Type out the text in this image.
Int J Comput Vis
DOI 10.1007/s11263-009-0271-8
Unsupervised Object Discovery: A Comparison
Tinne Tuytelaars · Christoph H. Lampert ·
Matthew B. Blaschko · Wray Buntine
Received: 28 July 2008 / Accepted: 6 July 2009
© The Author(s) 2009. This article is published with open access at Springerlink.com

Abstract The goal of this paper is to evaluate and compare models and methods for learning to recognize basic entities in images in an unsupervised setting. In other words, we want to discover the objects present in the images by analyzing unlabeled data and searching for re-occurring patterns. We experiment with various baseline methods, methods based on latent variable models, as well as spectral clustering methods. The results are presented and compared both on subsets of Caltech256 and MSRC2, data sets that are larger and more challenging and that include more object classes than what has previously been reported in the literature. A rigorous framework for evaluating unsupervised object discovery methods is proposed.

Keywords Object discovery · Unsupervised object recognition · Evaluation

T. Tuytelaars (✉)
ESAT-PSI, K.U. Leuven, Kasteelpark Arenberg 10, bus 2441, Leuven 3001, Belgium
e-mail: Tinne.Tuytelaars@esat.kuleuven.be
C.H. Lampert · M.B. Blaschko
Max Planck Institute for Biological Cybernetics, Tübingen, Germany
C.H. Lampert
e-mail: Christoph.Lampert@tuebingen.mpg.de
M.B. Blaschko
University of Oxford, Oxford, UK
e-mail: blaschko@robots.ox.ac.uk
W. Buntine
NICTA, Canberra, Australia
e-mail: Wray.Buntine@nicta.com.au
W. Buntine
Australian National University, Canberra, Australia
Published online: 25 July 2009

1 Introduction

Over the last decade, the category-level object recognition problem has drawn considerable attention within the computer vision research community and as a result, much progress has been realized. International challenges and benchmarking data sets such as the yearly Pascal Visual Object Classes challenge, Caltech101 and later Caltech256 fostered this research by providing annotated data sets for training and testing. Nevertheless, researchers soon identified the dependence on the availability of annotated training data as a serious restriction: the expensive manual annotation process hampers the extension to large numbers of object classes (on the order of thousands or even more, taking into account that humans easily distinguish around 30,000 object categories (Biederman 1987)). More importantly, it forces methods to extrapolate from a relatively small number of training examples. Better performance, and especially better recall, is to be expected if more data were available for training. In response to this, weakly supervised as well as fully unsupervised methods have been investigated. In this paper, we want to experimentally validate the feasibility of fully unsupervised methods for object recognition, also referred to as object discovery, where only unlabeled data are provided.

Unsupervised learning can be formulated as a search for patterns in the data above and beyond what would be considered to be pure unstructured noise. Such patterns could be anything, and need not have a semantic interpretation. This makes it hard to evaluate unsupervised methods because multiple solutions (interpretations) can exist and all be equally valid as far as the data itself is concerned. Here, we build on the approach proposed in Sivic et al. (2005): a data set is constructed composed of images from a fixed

WORK TO DO
Write out every record, exactly as written.

FULL SOLUTION
Type out the text in this image.
Int J Comput Vis
DOI 10.1007/s11263-009-0271-8
Unsupervised Object Discovery: A Comparison
Tinne Tuytelaars · Christoph H. Lampert ·
Matthew B. Blaschko · Wray Buntine
Received: 28 July 2008 / Accepted: 6 July 2009
© The Author(s) 2009. This article is published with open access at Springerlink.com

Abstract The goal of this paper is to evaluate and compare models and methods for learning to recognize basic entities in images in an unsupervised setting. In other words, we want to discover the objects present in the images by analyzing unlabeled data and searching for re-occurring patterns. We experiment with various baseline methods, methods based on latent variable models, as well as spectral clustering methods. The results are presented and compared both on subsets of Caltech256 and MSRC2, data sets that are larger and more challenging and that include more object classes than what has previously been reported in the literature. A rigorous framework for evaluating unsupervised object discovery methods is proposed.

Keywords Object discovery · Unsupervised object recognition · Evaluation

T. Tuytelaars (✉)
ESAT-PSI, K.U. Leuven, Kasteelpark Arenberg 10, bus 2441, Leuven 3001, Belgium
e-mail: Tinne.Tuytelaars@esat.kuleuven.be
C.H. Lampert · M.B. Blaschko
Max Planck Institute for Biological Cybernetics, Tübingen, Germany
C.H. Lampert
e-mail: Christoph.Lampert@tuebingen.mpg.de
M.B. Blaschko
University of Oxford, Oxford, UK
e-mail: blaschko@robots.ox.ac.uk
W. Buntine
NICTA, Canberra, Australia
e-mail: Wray.Buntine@nicta.com.au
W. Buntine
Australian National University, Canberra, Australia
Published online: 25 July 2009

1 Introduction

Over the last decade, the category-level object recognition problem has drawn considerable attention within the computer vision research community and as a result, much progress has been realized. International challenges and benchmarking data sets such as the yearly Pascal Visual Object Classes challenge, Caltech101 and later Caltech256 fostered this research by providing annotated data sets for training and testing. Nevertheless, researchers soon identified the dependence on the availability of annotated training data as a serious restriction: the expensive manual annotation process hampers the extension to large numbers of object classes (on the order of thousands or even more, taking into account that humans easily distinguish around 30,000 object categories (Biederman 1987)). More importantly, it forces methods to extrapolate from a relatively small number of training examples. Better performance, and especially better recall, is to be expected if more data were available for training. In response to this, weakly supervised as well as fully unsupervised methods have been investigated. In this paper, we want to experimentally validate the feasibility of fully unsupervised methods for object recognition, also referred to as object discovery, where only unlabeled data are provided.

Unsupervised learning can be formulated as a search for patterns in the data above and beyond what would be considered to be pure unstructured noise. Such patterns could be anything, and need not have a semantic interpretation. This makes it hard to evaluate unsupervised methods because multiple solutions (interpretations) can exist and all be equally valid as far as the data itself is concerned. Here, we build on the approach proposed in Sivic et al. (2005): a data set is constructed composed of images from a fixed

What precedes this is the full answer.